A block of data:
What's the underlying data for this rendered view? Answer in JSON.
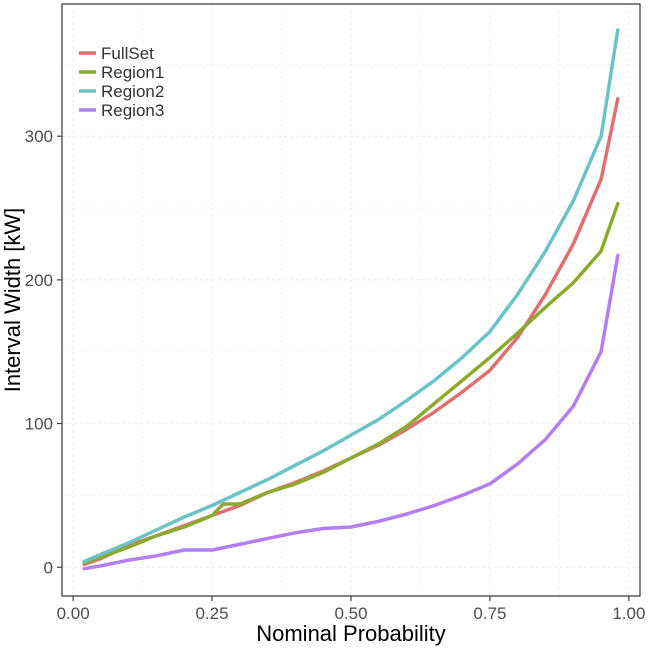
{
  "chart_data": {
    "type": "line",
    "xlabel": "Nominal Probability",
    "ylabel": "Interval Width [kW]",
    "xlim": [
      -0.02,
      1.02
    ],
    "ylim": [
      -20,
      392
    ],
    "x_ticks": [
      {
        "value": 0,
        "label": "0.00"
      },
      {
        "value": 0.25,
        "label": "0.25"
      },
      {
        "value": 0.5,
        "label": "0.50"
      },
      {
        "value": 0.75,
        "label": "0.75"
      },
      {
        "value": 1,
        "label": "1.00"
      }
    ],
    "y_ticks": [
      {
        "value": 0,
        "label": "0"
      },
      {
        "value": 100,
        "label": "100"
      },
      {
        "value": 200,
        "label": "200"
      },
      {
        "value": 300,
        "label": "300"
      }
    ],
    "grid": true,
    "legend_position": "top-left",
    "series": [
      {
        "name": "FullSet",
        "color": "#E07070",
        "points": [
          [
            0.02,
            2
          ],
          [
            0.05,
            6
          ],
          [
            0.1,
            15
          ],
          [
            0.15,
            22
          ],
          [
            0.2,
            29
          ],
          [
            0.25,
            36
          ],
          [
            0.3,
            43
          ],
          [
            0.35,
            52
          ],
          [
            0.4,
            59
          ],
          [
            0.45,
            67
          ],
          [
            0.5,
            76
          ],
          [
            0.55,
            85
          ],
          [
            0.6,
            96
          ],
          [
            0.65,
            108
          ],
          [
            0.7,
            122
          ],
          [
            0.75,
            137
          ],
          [
            0.8,
            160
          ],
          [
            0.85,
            190
          ],
          [
            0.9,
            225
          ],
          [
            0.95,
            270
          ],
          [
            0.98,
            326
          ]
        ]
      },
      {
        "name": "Region1",
        "color": "#8CAB2E",
        "points": [
          [
            0.02,
            3
          ],
          [
            0.05,
            7
          ],
          [
            0.1,
            14
          ],
          [
            0.15,
            22
          ],
          [
            0.2,
            28
          ],
          [
            0.25,
            36
          ],
          [
            0.27,
            44
          ],
          [
            0.3,
            44
          ],
          [
            0.35,
            52
          ],
          [
            0.4,
            58
          ],
          [
            0.45,
            66
          ],
          [
            0.5,
            76
          ],
          [
            0.55,
            86
          ],
          [
            0.6,
            98
          ],
          [
            0.65,
            114
          ],
          [
            0.7,
            130
          ],
          [
            0.75,
            146
          ],
          [
            0.8,
            163
          ],
          [
            0.85,
            181
          ],
          [
            0.9,
            198
          ],
          [
            0.95,
            220
          ],
          [
            0.98,
            253
          ]
        ]
      },
      {
        "name": "Region2",
        "color": "#6BC3C8",
        "points": [
          [
            0.02,
            4
          ],
          [
            0.05,
            9
          ],
          [
            0.1,
            17
          ],
          [
            0.15,
            26
          ],
          [
            0.2,
            35
          ],
          [
            0.25,
            43
          ],
          [
            0.3,
            52
          ],
          [
            0.35,
            61
          ],
          [
            0.4,
            71
          ],
          [
            0.45,
            81
          ],
          [
            0.5,
            92
          ],
          [
            0.55,
            103
          ],
          [
            0.6,
            116
          ],
          [
            0.65,
            130
          ],
          [
            0.7,
            146
          ],
          [
            0.75,
            164
          ],
          [
            0.8,
            190
          ],
          [
            0.85,
            220
          ],
          [
            0.9,
            255
          ],
          [
            0.95,
            300
          ],
          [
            0.98,
            374
          ]
        ]
      },
      {
        "name": "Region3",
        "color": "#B27EF2",
        "points": [
          [
            0.02,
            -1
          ],
          [
            0.05,
            1
          ],
          [
            0.1,
            5
          ],
          [
            0.15,
            8
          ],
          [
            0.2,
            12
          ],
          [
            0.25,
            12
          ],
          [
            0.3,
            16
          ],
          [
            0.35,
            20
          ],
          [
            0.4,
            24
          ],
          [
            0.45,
            27
          ],
          [
            0.5,
            28
          ],
          [
            0.55,
            32
          ],
          [
            0.6,
            37
          ],
          [
            0.65,
            43
          ],
          [
            0.7,
            50
          ],
          [
            0.75,
            58
          ],
          [
            0.8,
            72
          ],
          [
            0.85,
            89
          ],
          [
            0.9,
            112
          ],
          [
            0.95,
            150
          ],
          [
            0.98,
            217
          ]
        ]
      }
    ]
  }
}
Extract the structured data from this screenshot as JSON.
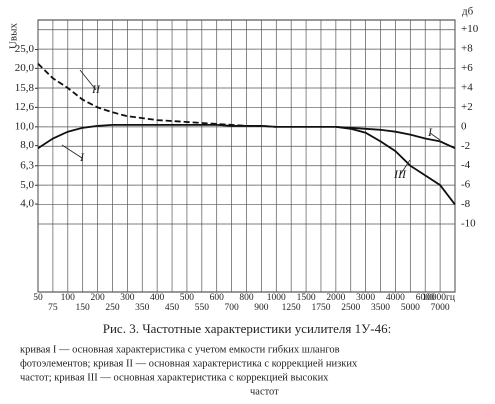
{
  "chart_data": {
    "type": "line",
    "caption": "Рис. 3. Частотные характеристики усилителя 1У-46:",
    "description": [
      "кривая I — основная характеристика с учетом емкости гибких шлангов",
      "фотоэлементов; кривая II — основная характеристика с коррекцией низких",
      "частот; кривая III — основная характеристика с коррекцией высоких",
      "частот"
    ],
    "ylabel": "Uвых",
    "y2label": "дб",
    "categories": [
      "50",
      "75",
      "100",
      "150",
      "200",
      "250",
      "300",
      "350",
      "400",
      "450",
      "500",
      "550",
      "600",
      "700",
      "800",
      "900",
      "1000",
      "1250",
      "1500",
      "1750",
      "2000",
      "2500",
      "3000",
      "3500",
      "4000",
      "5000",
      "6000",
      "7000",
      "10000гц"
    ],
    "ylim": [
      1.41,
      35.5
    ],
    "ylog": true,
    "yticks": [
      {
        "value": 25.0,
        "label": "25,0"
      },
      {
        "value": 20.0,
        "label": "20,0"
      },
      {
        "value": 15.8,
        "label": "15,8"
      },
      {
        "value": 12.6,
        "label": "12,6"
      },
      {
        "value": 10.0,
        "label": "10,0"
      },
      {
        "value": 8.0,
        "label": "8,0"
      },
      {
        "value": 6.3,
        "label": "6,3"
      },
      {
        "value": 5.0,
        "label": "5,0"
      },
      {
        "value": 4.0,
        "label": "4,0"
      }
    ],
    "y2lim": [
      -17,
      11
    ],
    "y2ticks": [
      {
        "value": 10,
        "label": "+10"
      },
      {
        "value": 8,
        "label": "+8"
      },
      {
        "value": 6,
        "label": "+6"
      },
      {
        "value": 4,
        "label": "+4"
      },
      {
        "value": 2,
        "label": "+2"
      },
      0,
      -2,
      -4,
      -6,
      -8,
      -10
    ],
    "grid": true,
    "series": [
      {
        "name": "I",
        "color": "#111",
        "axis": "y2",
        "dash": false,
        "values": [
          -2.2,
          -1.2,
          -0.5,
          -0.1,
          0.1,
          0.2,
          0.2,
          0.2,
          0.2,
          0.2,
          0.2,
          0.2,
          0.2,
          0.1,
          0.1,
          0.1,
          0,
          0,
          0,
          0,
          0,
          -0.1,
          -0.2,
          -0.3,
          -0.5,
          -0.8,
          -1.2,
          -1.5,
          -2.2
        ]
      },
      {
        "name": "II",
        "color": "#111",
        "axis": "y2",
        "dash": true,
        "values": [
          6.5,
          5,
          4,
          2.8,
          2,
          1.5,
          1.1,
          0.9,
          0.7,
          0.6,
          0.5,
          0.4,
          0.3,
          0.2,
          0.1,
          0.1,
          0,
          null,
          null,
          null,
          null,
          null,
          null,
          null,
          null,
          null,
          null,
          null,
          null
        ]
      },
      {
        "name": "III",
        "color": "#111",
        "axis": "y2",
        "dash": false,
        "values": [
          null,
          null,
          null,
          null,
          null,
          null,
          null,
          null,
          null,
          null,
          null,
          null,
          null,
          null,
          null,
          null,
          null,
          null,
          null,
          null,
          0,
          -0.2,
          -0.6,
          -1.5,
          -2.5,
          -4,
          -5,
          -6,
          -8
        ]
      }
    ]
  }
}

GIVEN PROBLEM: Keep the pictures out of your copy, and repeat every entry above exactly.

FULL RESPONSE:
What's the underlying data for this rendered view? Answer in JSON.
{
  "chart_data": {
    "type": "line",
    "xlabel": "Nominal Probability",
    "ylabel": "Interval Width [kW]",
    "xlim": [
      -0.02,
      1.02
    ],
    "ylim": [
      -20,
      392
    ],
    "x_ticks": [
      {
        "value": 0,
        "label": "0.00"
      },
      {
        "value": 0.25,
        "label": "0.25"
      },
      {
        "value": 0.5,
        "label": "0.50"
      },
      {
        "value": 0.75,
        "label": "0.75"
      },
      {
        "value": 1,
        "label": "1.00"
      }
    ],
    "y_ticks": [
      {
        "value": 0,
        "label": "0"
      },
      {
        "value": 100,
        "label": "100"
      },
      {
        "value": 200,
        "label": "200"
      },
      {
        "value": 300,
        "label": "300"
      }
    ],
    "grid": true,
    "legend_position": "top-left",
    "series": [
      {
        "name": "FullSet",
        "color": "#E07070",
        "points": [
          [
            0.02,
            2
          ],
          [
            0.05,
            6
          ],
          [
            0.1,
            15
          ],
          [
            0.15,
            22
          ],
          [
            0.2,
            29
          ],
          [
            0.25,
            36
          ],
          [
            0.3,
            43
          ],
          [
            0.35,
            52
          ],
          [
            0.4,
            59
          ],
          [
            0.45,
            67
          ],
          [
            0.5,
            76
          ],
          [
            0.55,
            85
          ],
          [
            0.6,
            96
          ],
          [
            0.65,
            108
          ],
          [
            0.7,
            122
          ],
          [
            0.75,
            137
          ],
          [
            0.8,
            160
          ],
          [
            0.85,
            190
          ],
          [
            0.9,
            225
          ],
          [
            0.95,
            270
          ],
          [
            0.98,
            326
          ]
        ]
      },
      {
        "name": "Region1",
        "color": "#8CAB2E",
        "points": [
          [
            0.02,
            3
          ],
          [
            0.05,
            7
          ],
          [
            0.1,
            14
          ],
          [
            0.15,
            22
          ],
          [
            0.2,
            28
          ],
          [
            0.25,
            36
          ],
          [
            0.27,
            44
          ],
          [
            0.3,
            44
          ],
          [
            0.35,
            52
          ],
          [
            0.4,
            58
          ],
          [
            0.45,
            66
          ],
          [
            0.5,
            76
          ],
          [
            0.55,
            86
          ],
          [
            0.6,
            98
          ],
          [
            0.65,
            114
          ],
          [
            0.7,
            130
          ],
          [
            0.75,
            146
          ],
          [
            0.8,
            163
          ],
          [
            0.85,
            181
          ],
          [
            0.9,
            198
          ],
          [
            0.95,
            220
          ],
          [
            0.98,
            253
          ]
        ]
      },
      {
        "name": "Region2",
        "color": "#6BC3C8",
        "points": [
          [
            0.02,
            4
          ],
          [
            0.05,
            9
          ],
          [
            0.1,
            17
          ],
          [
            0.15,
            26
          ],
          [
            0.2,
            35
          ],
          [
            0.25,
            43
          ],
          [
            0.3,
            52
          ],
          [
            0.35,
            61
          ],
          [
            0.4,
            71
          ],
          [
            0.45,
            81
          ],
          [
            0.5,
            92
          ],
          [
            0.55,
            103
          ],
          [
            0.6,
            116
          ],
          [
            0.65,
            130
          ],
          [
            0.7,
            146
          ],
          [
            0.75,
            164
          ],
          [
            0.8,
            190
          ],
          [
            0.85,
            220
          ],
          [
            0.9,
            255
          ],
          [
            0.95,
            300
          ],
          [
            0.98,
            374
          ]
        ]
      },
      {
        "name": "Region3",
        "color": "#B27EF2",
        "points": [
          [
            0.02,
            -1
          ],
          [
            0.05,
            1
          ],
          [
            0.1,
            5
          ],
          [
            0.15,
            8
          ],
          [
            0.2,
            12
          ],
          [
            0.25,
            12
          ],
          [
            0.3,
            16
          ],
          [
            0.35,
            20
          ],
          [
            0.4,
            24
          ],
          [
            0.45,
            27
          ],
          [
            0.5,
            28
          ],
          [
            0.55,
            32
          ],
          [
            0.6,
            37
          ],
          [
            0.65,
            43
          ],
          [
            0.7,
            50
          ],
          [
            0.75,
            58
          ],
          [
            0.8,
            72
          ],
          [
            0.85,
            89
          ],
          [
            0.9,
            112
          ],
          [
            0.95,
            150
          ],
          [
            0.98,
            217
          ]
        ]
      }
    ]
  }
}
Extract the structured data from this screenshot as JSON.
{
  "chart_data": {
    "type": "line",
    "caption": "Рис. 3. Частотные характеристики усилителя 1У-46:",
    "description": [
      "кривая I — основная характеристика с учетом емкости гибких шлангов",
      "фотоэлементов; кривая II — основная характеристика с коррекцией низких",
      "частот; кривая III — основная характеристика с коррекцией высоких",
      "частот"
    ],
    "ylabel": "Uвых",
    "y2label": "дб",
    "categories": [
      "50",
      "75",
      "100",
      "150",
      "200",
      "250",
      "300",
      "350",
      "400",
      "450",
      "500",
      "550",
      "600",
      "700",
      "800",
      "900",
      "1000",
      "1250",
      "1500",
      "1750",
      "2000",
      "2500",
      "3000",
      "3500",
      "4000",
      "5000",
      "6000",
      "7000",
      "10000гц"
    ],
    "ylim": [
      1.41,
      35.5
    ],
    "ylog": true,
    "yticks": [
      {
        "value": 25.0,
        "label": "25,0"
      },
      {
        "value": 20.0,
        "label": "20,0"
      },
      {
        "value": 15.8,
        "label": "15,8"
      },
      {
        "value": 12.6,
        "label": "12,6"
      },
      {
        "value": 10.0,
        "label": "10,0"
      },
      {
        "value": 8.0,
        "label": "8,0"
      },
      {
        "value": 6.3,
        "label": "6,3"
      },
      {
        "value": 5.0,
        "label": "5,0"
      },
      {
        "value": 4.0,
        "label": "4,0"
      }
    ],
    "y2lim": [
      -17,
      11
    ],
    "y2ticks": [
      {
        "value": 10,
        "label": "+10"
      },
      {
        "value": 8,
        "label": "+8"
      },
      {
        "value": 6,
        "label": "+6"
      },
      {
        "value": 4,
        "label": "+4"
      },
      {
        "value": 2,
        "label": "+2"
      },
      0,
      -2,
      -4,
      -6,
      -8,
      -10
    ],
    "grid": true,
    "series": [
      {
        "name": "I",
        "color": "#111",
        "axis": "y2",
        "dash": false,
        "values": [
          -2.2,
          -1.2,
          -0.5,
          -0.1,
          0.1,
          0.2,
          0.2,
          0.2,
          0.2,
          0.2,
          0.2,
          0.2,
          0.2,
          0.1,
          0.1,
          0.1,
          0,
          0,
          0,
          0,
          0,
          -0.1,
          -0.2,
          -0.3,
          -0.5,
          -0.8,
          -1.2,
          -1.5,
          -2.2
        ]
      },
      {
        "name": "II",
        "color": "#111",
        "axis": "y2",
        "dash": true,
        "values": [
          6.5,
          5,
          4,
          2.8,
          2,
          1.5,
          1.1,
          0.9,
          0.7,
          0.6,
          0.5,
          0.4,
          0.3,
          0.2,
          0.1,
          0.1,
          0,
          null,
          null,
          null,
          null,
          null,
          null,
          null,
          null,
          null,
          null,
          null,
          null
        ]
      },
      {
        "name": "III",
        "color": "#111",
        "axis": "y2",
        "dash": false,
        "values": [
          null,
          null,
          null,
          null,
          null,
          null,
          null,
          null,
          null,
          null,
          null,
          null,
          null,
          null,
          null,
          null,
          null,
          null,
          null,
          null,
          0,
          -0.2,
          -0.6,
          -1.5,
          -2.5,
          -4,
          -5,
          -6,
          -8
        ]
      }
    ]
  }
}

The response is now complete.